TASK STATEMENT:
Return the lines below that carry the word "blue".

DATA FOR THE TASK:
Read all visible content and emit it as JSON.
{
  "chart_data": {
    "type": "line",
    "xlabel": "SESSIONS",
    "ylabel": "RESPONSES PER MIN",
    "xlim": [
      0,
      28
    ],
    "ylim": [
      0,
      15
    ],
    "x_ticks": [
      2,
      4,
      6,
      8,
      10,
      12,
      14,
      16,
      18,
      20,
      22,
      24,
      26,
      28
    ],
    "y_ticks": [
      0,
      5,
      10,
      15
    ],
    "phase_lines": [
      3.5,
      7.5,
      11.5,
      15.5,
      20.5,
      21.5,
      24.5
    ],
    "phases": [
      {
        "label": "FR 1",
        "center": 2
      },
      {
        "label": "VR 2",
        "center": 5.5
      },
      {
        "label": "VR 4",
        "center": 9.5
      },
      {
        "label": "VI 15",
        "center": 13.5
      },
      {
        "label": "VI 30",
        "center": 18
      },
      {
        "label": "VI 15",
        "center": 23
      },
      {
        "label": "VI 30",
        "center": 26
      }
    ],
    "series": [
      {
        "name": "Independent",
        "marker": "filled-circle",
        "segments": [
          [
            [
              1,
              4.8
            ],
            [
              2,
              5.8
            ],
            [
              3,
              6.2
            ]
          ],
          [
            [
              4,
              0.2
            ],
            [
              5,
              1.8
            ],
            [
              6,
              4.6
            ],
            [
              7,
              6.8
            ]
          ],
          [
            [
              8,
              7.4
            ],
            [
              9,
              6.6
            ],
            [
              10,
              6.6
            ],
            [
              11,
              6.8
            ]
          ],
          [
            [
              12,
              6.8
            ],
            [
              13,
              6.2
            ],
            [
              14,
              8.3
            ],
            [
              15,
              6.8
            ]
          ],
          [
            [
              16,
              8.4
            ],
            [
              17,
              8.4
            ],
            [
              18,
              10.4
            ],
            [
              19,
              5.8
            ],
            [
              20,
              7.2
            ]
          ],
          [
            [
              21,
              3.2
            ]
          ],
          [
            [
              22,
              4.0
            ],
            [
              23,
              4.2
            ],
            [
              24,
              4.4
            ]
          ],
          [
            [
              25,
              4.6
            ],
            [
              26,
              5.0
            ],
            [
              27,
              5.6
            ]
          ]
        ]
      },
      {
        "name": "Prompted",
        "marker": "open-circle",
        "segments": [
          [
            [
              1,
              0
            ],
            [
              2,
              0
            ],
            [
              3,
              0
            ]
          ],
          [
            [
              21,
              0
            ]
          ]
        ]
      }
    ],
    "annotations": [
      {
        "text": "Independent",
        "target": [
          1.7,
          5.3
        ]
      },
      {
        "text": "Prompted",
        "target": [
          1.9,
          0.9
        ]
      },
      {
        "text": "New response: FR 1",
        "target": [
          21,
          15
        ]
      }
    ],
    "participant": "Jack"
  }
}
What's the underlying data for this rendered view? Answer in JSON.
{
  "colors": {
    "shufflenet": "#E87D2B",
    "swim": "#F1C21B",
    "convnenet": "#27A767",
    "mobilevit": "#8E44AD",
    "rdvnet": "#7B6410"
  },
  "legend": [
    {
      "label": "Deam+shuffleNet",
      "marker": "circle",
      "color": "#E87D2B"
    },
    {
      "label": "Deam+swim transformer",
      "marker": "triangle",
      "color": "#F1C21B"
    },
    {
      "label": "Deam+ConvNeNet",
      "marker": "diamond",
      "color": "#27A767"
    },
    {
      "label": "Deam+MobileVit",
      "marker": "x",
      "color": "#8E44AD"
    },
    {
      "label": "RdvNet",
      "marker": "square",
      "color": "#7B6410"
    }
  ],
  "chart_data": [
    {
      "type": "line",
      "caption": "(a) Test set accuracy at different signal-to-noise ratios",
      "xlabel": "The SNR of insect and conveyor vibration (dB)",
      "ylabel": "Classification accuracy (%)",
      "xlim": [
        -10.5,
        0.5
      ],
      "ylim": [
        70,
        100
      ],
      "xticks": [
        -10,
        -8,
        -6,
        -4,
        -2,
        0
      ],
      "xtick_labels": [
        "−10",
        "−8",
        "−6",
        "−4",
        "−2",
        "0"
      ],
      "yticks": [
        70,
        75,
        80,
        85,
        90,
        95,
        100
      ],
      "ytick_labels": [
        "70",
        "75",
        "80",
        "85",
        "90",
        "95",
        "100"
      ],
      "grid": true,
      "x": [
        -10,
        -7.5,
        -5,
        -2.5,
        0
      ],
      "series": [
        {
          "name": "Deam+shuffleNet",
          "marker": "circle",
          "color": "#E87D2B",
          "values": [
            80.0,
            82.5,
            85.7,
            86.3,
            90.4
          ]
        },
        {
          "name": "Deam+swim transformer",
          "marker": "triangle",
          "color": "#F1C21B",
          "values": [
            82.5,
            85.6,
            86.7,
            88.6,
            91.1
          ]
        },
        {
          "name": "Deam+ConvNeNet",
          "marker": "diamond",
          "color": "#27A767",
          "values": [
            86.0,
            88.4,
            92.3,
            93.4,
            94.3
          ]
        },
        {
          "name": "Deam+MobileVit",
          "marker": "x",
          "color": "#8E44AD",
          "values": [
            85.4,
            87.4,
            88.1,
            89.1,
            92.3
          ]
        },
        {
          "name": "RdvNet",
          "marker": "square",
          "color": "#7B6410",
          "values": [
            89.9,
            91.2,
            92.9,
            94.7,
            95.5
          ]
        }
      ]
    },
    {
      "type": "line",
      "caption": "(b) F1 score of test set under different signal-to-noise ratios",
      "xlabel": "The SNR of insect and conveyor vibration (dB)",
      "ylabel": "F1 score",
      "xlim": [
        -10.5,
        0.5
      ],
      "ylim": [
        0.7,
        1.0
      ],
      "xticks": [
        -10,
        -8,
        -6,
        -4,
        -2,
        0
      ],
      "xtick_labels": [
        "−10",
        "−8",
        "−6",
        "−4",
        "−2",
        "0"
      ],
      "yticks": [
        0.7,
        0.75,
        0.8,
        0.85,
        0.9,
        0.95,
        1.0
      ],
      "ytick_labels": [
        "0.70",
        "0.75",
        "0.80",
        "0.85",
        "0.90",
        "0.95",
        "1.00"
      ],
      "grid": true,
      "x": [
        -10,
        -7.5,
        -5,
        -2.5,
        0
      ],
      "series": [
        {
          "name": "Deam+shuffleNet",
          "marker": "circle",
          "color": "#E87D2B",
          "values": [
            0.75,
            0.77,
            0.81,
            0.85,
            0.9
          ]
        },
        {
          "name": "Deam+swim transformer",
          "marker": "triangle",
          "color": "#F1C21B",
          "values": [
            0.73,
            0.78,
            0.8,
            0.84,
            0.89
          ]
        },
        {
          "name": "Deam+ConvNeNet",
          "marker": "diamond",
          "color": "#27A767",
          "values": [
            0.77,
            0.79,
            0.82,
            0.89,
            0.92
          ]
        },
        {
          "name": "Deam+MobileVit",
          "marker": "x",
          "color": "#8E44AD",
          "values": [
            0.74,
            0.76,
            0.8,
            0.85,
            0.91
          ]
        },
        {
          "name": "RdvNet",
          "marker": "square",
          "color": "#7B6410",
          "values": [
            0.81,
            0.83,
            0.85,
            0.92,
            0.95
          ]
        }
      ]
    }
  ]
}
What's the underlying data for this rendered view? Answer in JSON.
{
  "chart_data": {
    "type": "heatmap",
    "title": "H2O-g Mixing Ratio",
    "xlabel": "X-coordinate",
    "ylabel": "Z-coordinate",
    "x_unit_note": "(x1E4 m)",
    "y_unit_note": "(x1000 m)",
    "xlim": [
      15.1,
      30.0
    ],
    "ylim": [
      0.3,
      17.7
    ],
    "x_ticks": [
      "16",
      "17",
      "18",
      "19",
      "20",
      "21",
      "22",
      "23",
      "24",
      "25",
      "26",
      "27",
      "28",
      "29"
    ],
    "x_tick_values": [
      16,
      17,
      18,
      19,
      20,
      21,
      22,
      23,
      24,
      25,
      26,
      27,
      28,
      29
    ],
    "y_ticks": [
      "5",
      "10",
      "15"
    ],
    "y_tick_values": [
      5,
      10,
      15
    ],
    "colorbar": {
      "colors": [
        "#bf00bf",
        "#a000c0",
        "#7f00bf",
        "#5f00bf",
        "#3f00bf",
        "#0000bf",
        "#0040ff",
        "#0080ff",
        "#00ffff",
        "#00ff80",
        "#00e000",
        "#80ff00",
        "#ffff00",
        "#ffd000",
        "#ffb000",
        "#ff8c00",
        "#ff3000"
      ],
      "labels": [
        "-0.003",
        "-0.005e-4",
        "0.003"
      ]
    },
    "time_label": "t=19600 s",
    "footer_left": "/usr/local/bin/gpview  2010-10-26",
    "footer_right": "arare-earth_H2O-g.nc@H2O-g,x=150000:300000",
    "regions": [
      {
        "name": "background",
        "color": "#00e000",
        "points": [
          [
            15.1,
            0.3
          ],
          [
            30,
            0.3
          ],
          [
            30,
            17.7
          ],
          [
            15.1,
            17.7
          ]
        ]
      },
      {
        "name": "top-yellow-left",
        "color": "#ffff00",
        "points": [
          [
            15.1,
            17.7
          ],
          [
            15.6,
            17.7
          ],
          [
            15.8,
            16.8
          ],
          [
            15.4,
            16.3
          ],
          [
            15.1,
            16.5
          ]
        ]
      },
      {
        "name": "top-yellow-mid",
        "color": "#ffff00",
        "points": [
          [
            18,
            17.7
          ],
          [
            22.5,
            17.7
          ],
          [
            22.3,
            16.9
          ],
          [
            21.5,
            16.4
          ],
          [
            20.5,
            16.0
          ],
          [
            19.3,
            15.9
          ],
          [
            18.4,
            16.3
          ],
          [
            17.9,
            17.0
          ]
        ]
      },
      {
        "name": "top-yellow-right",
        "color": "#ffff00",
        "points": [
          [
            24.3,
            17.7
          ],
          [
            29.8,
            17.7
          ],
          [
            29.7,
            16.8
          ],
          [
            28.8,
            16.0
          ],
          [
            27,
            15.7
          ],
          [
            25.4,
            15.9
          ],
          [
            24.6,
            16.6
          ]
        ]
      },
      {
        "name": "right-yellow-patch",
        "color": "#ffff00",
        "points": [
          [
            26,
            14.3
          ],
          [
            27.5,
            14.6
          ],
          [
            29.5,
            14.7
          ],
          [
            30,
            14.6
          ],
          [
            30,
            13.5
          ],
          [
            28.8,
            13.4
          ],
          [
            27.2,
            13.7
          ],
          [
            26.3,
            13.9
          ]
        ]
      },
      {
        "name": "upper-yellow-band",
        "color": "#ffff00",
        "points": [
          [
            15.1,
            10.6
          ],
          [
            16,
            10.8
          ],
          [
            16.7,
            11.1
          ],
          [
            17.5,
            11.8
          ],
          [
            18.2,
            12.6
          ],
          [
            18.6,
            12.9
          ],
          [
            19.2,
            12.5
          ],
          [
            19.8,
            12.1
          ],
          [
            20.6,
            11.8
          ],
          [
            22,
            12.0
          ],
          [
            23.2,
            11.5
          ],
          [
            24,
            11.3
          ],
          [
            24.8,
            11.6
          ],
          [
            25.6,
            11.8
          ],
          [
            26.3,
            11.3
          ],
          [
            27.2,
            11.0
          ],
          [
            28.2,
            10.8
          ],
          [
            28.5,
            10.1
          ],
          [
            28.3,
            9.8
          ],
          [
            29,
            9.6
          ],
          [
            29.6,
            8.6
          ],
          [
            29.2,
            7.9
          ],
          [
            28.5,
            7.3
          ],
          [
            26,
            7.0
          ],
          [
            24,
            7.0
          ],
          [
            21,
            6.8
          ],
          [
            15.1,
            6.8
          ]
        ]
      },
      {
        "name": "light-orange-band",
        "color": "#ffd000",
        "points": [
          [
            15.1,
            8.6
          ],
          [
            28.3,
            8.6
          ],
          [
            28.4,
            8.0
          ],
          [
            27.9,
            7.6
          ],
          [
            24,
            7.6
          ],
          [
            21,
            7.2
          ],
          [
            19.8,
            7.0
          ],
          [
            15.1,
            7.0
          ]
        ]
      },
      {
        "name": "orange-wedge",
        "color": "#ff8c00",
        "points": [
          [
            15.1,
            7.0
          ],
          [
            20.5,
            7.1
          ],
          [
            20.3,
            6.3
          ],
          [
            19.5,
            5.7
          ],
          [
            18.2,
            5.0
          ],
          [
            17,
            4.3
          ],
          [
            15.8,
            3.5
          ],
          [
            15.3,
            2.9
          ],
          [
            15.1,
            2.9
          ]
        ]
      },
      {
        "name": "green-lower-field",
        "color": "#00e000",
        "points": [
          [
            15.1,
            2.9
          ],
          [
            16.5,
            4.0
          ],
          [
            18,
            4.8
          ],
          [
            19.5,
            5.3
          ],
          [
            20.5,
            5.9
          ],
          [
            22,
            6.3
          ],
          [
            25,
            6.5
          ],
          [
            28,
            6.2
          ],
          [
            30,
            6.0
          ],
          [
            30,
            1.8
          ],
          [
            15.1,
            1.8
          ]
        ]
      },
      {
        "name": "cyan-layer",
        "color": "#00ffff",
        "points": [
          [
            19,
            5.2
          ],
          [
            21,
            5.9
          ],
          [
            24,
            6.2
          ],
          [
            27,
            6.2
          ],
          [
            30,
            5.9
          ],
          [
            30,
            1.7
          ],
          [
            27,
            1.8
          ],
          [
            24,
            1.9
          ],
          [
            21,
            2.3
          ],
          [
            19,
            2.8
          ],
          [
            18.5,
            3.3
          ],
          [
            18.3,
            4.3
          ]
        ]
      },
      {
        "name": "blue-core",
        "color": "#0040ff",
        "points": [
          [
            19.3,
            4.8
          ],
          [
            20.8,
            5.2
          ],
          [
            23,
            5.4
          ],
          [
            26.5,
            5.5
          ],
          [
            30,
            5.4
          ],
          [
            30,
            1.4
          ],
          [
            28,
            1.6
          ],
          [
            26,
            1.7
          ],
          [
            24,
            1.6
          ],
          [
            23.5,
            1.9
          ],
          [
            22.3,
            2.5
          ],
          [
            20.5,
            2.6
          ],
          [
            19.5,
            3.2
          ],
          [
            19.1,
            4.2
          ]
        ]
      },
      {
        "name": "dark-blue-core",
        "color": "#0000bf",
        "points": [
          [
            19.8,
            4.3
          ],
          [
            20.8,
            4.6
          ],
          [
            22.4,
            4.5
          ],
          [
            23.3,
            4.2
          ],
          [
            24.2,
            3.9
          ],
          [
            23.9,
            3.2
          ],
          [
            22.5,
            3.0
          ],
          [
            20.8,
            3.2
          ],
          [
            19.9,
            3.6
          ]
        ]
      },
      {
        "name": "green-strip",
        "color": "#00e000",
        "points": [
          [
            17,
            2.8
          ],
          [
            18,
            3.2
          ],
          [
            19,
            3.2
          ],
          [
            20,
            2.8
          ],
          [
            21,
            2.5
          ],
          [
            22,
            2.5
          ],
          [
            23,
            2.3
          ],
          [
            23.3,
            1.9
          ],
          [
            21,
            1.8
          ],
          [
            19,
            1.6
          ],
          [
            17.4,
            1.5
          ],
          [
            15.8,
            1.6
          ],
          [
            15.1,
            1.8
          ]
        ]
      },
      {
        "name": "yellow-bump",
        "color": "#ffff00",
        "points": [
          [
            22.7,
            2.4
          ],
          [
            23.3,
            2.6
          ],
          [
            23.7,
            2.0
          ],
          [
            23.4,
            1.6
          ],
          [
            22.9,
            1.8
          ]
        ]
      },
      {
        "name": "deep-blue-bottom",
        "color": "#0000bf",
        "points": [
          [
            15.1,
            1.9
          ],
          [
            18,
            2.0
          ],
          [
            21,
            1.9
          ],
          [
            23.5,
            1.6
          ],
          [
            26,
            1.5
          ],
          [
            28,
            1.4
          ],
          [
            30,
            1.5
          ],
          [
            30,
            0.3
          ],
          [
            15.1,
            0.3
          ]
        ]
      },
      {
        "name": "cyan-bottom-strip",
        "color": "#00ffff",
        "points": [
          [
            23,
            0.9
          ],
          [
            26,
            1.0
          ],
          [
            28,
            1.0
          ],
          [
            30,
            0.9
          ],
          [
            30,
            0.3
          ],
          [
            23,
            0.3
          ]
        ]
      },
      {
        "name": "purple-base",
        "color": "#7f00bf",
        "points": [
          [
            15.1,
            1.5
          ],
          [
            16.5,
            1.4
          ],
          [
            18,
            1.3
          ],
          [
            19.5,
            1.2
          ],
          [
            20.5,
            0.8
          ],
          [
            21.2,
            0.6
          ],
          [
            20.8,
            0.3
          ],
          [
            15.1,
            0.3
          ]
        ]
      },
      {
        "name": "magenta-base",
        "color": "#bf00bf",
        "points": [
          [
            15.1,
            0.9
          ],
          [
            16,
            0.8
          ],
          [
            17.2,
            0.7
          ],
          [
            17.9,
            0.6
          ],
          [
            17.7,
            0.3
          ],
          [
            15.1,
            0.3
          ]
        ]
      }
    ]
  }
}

EXPECTED OUTPUT:
        "name": "blue-core",
        "name": "dark-blue-core",
        "name": "deep-blue-bottom",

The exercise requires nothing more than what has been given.